• **Exercise goal**
Without including any pictures, write out all the entries exactly.

Structured figure records
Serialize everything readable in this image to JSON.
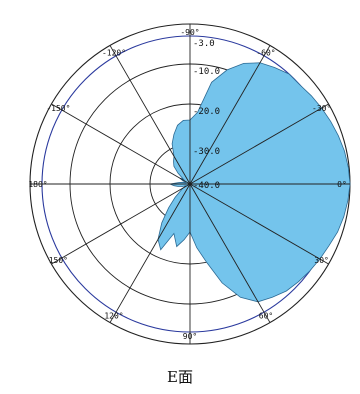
{
  "caption": "E面",
  "chart_data": {
    "type": "polar",
    "title": "",
    "caption": "E面",
    "angle_unit": "deg",
    "angle_labels": [
      {
        "angle": -90,
        "text": "-90°"
      },
      {
        "angle": -60,
        "text": "-60°"
      },
      {
        "angle": -30,
        "text": "-30°"
      },
      {
        "angle": 0,
        "text": "0°"
      },
      {
        "angle": 30,
        "text": "30°"
      },
      {
        "angle": 60,
        "text": "60°"
      },
      {
        "angle": 90,
        "text": "90°"
      },
      {
        "angle": 120,
        "text": "120°"
      },
      {
        "angle": 150,
        "text": "150°"
      },
      {
        "angle": 180,
        "text": "180°"
      },
      {
        "angle": -150,
        "text": "-150°"
      },
      {
        "angle": -120,
        "text": "-120°"
      }
    ],
    "radial_unit": "dB",
    "radial_range": [
      -40,
      0
    ],
    "radial_ticks": [
      {
        "value": -3,
        "text": "-3.0"
      },
      {
        "value": -10,
        "text": "-10.0"
      },
      {
        "value": -20,
        "text": "-20.0"
      },
      {
        "value": -30,
        "text": "-30.0"
      },
      {
        "value": -40,
        "text": "-40.0"
      }
    ],
    "colors": {
      "fill": "#74c4ec",
      "edge": "#2c6a94",
      "grid": "#222222",
      "reference_ring": "#2b3a9e"
    },
    "series": [
      {
        "points": [
          {
            "angle": -90,
            "value": -24
          },
          {
            "angle": -84,
            "value": -22
          },
          {
            "angle": -78,
            "value": -14
          },
          {
            "angle": -72,
            "value": -10
          },
          {
            "angle": -66,
            "value": -7
          },
          {
            "angle": -60,
            "value": -5
          },
          {
            "angle": -54,
            "value": -4
          },
          {
            "angle": -48,
            "value": -3
          },
          {
            "angle": -42,
            "value": -3
          },
          {
            "angle": -36,
            "value": -2.5
          },
          {
            "angle": -30,
            "value": -2
          },
          {
            "angle": -24,
            "value": -1.5
          },
          {
            "angle": -18,
            "value": -1
          },
          {
            "angle": -12,
            "value": -0.5
          },
          {
            "angle": -6,
            "value": -0.2
          },
          {
            "angle": 0,
            "value": 0
          },
          {
            "angle": 6,
            "value": -0.3
          },
          {
            "angle": 12,
            "value": -0.7
          },
          {
            "angle": 18,
            "value": -1.2
          },
          {
            "angle": 24,
            "value": -2
          },
          {
            "angle": 30,
            "value": -2.5
          },
          {
            "angle": 36,
            "value": -3
          },
          {
            "angle": 42,
            "value": -3.5
          },
          {
            "angle": 48,
            "value": -4
          },
          {
            "angle": 54,
            "value": -5
          },
          {
            "angle": 60,
            "value": -6
          },
          {
            "angle": 66,
            "value": -9
          },
          {
            "angle": 72,
            "value": -14
          },
          {
            "angle": 78,
            "value": -20
          },
          {
            "angle": 84,
            "value": -24
          },
          {
            "angle": 90,
            "value": -28
          },
          {
            "angle": 96,
            "value": -26
          },
          {
            "angle": 102,
            "value": -24
          },
          {
            "angle": 108,
            "value": -27
          },
          {
            "angle": 114,
            "value": -22
          },
          {
            "angle": 120,
            "value": -24
          },
          {
            "angle": 126,
            "value": -28
          },
          {
            "angle": 132,
            "value": -32
          },
          {
            "angle": 138,
            "value": -35
          },
          {
            "angle": 144,
            "value": -37
          },
          {
            "angle": 150,
            "value": -38
          },
          {
            "angle": 156,
            "value": -39
          },
          {
            "angle": 162,
            "value": -38
          },
          {
            "angle": 168,
            "value": -37
          },
          {
            "angle": 174,
            "value": -36
          },
          {
            "angle": 180,
            "value": -35
          },
          {
            "angle": -174,
            "value": -37
          },
          {
            "angle": -168,
            "value": -38
          },
          {
            "angle": -162,
            "value": -39
          },
          {
            "angle": -156,
            "value": -38
          },
          {
            "angle": -150,
            "value": -37
          },
          {
            "angle": -144,
            "value": -38
          },
          {
            "angle": -138,
            "value": -36
          },
          {
            "angle": -132,
            "value": -34
          },
          {
            "angle": -126,
            "value": -33
          },
          {
            "angle": -120,
            "value": -32
          },
          {
            "angle": -114,
            "value": -29
          },
          {
            "angle": -108,
            "value": -27
          },
          {
            "angle": -102,
            "value": -25
          },
          {
            "angle": -96,
            "value": -24
          }
        ]
      }
    ]
  }
}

• **Finished answer**
Serialize everything readable in this image to JSON.
{
  "caption": "E面",
  "chart_data": {
    "type": "polar",
    "title": "",
    "caption": "E面",
    "angle_unit": "deg",
    "angle_labels": [
      {
        "angle": -90,
        "text": "-90°"
      },
      {
        "angle": -60,
        "text": "-60°"
      },
      {
        "angle": -30,
        "text": "-30°"
      },
      {
        "angle": 0,
        "text": "0°"
      },
      {
        "angle": 30,
        "text": "30°"
      },
      {
        "angle": 60,
        "text": "60°"
      },
      {
        "angle": 90,
        "text": "90°"
      },
      {
        "angle": 120,
        "text": "120°"
      },
      {
        "angle": 150,
        "text": "150°"
      },
      {
        "angle": 180,
        "text": "180°"
      },
      {
        "angle": -150,
        "text": "-150°"
      },
      {
        "angle": -120,
        "text": "-120°"
      }
    ],
    "radial_unit": "dB",
    "radial_range": [
      -40,
      0
    ],
    "radial_ticks": [
      {
        "value": -3,
        "text": "-3.0"
      },
      {
        "value": -10,
        "text": "-10.0"
      },
      {
        "value": -20,
        "text": "-20.0"
      },
      {
        "value": -30,
        "text": "-30.0"
      },
      {
        "value": -40,
        "text": "-40.0"
      }
    ],
    "colors": {
      "fill": "#74c4ec",
      "edge": "#2c6a94",
      "grid": "#222222",
      "reference_ring": "#2b3a9e"
    },
    "series": [
      {
        "points": [
          {
            "angle": -90,
            "value": -24
          },
          {
            "angle": -84,
            "value": -22
          },
          {
            "angle": -78,
            "value": -14
          },
          {
            "angle": -72,
            "value": -10
          },
          {
            "angle": -66,
            "value": -7
          },
          {
            "angle": -60,
            "value": -5
          },
          {
            "angle": -54,
            "value": -4
          },
          {
            "angle": -48,
            "value": -3
          },
          {
            "angle": -42,
            "value": -3
          },
          {
            "angle": -36,
            "value": -2.5
          },
          {
            "angle": -30,
            "value": -2
          },
          {
            "angle": -24,
            "value": -1.5
          },
          {
            "angle": -18,
            "value": -1
          },
          {
            "angle": -12,
            "value": -0.5
          },
          {
            "angle": -6,
            "value": -0.2
          },
          {
            "angle": 0,
            "value": 0
          },
          {
            "angle": 6,
            "value": -0.3
          },
          {
            "angle": 12,
            "value": -0.7
          },
          {
            "angle": 18,
            "value": -1.2
          },
          {
            "angle": 24,
            "value": -2
          },
          {
            "angle": 30,
            "value": -2.5
          },
          {
            "angle": 36,
            "value": -3
          },
          {
            "angle": 42,
            "value": -3.5
          },
          {
            "angle": 48,
            "value": -4
          },
          {
            "angle": 54,
            "value": -5
          },
          {
            "angle": 60,
            "value": -6
          },
          {
            "angle": 66,
            "value": -9
          },
          {
            "angle": 72,
            "value": -14
          },
          {
            "angle": 78,
            "value": -20
          },
          {
            "angle": 84,
            "value": -24
          },
          {
            "angle": 90,
            "value": -28
          },
          {
            "angle": 96,
            "value": -26
          },
          {
            "angle": 102,
            "value": -24
          },
          {
            "angle": 108,
            "value": -27
          },
          {
            "angle": 114,
            "value": -22
          },
          {
            "angle": 120,
            "value": -24
          },
          {
            "angle": 126,
            "value": -28
          },
          {
            "angle": 132,
            "value": -32
          },
          {
            "angle": 138,
            "value": -35
          },
          {
            "angle": 144,
            "value": -37
          },
          {
            "angle": 150,
            "value": -38
          },
          {
            "angle": 156,
            "value": -39
          },
          {
            "angle": 162,
            "value": -38
          },
          {
            "angle": 168,
            "value": -37
          },
          {
            "angle": 174,
            "value": -36
          },
          {
            "angle": 180,
            "value": -35
          },
          {
            "angle": -174,
            "value": -37
          },
          {
            "angle": -168,
            "value": -38
          },
          {
            "angle": -162,
            "value": -39
          },
          {
            "angle": -156,
            "value": -38
          },
          {
            "angle": -150,
            "value": -37
          },
          {
            "angle": -144,
            "value": -38
          },
          {
            "angle": -138,
            "value": -36
          },
          {
            "angle": -132,
            "value": -34
          },
          {
            "angle": -126,
            "value": -33
          },
          {
            "angle": -120,
            "value": -32
          },
          {
            "angle": -114,
            "value": -29
          },
          {
            "angle": -108,
            "value": -27
          },
          {
            "angle": -102,
            "value": -25
          },
          {
            "angle": -96,
            "value": -24
          }
        ]
      }
    ]
  }
}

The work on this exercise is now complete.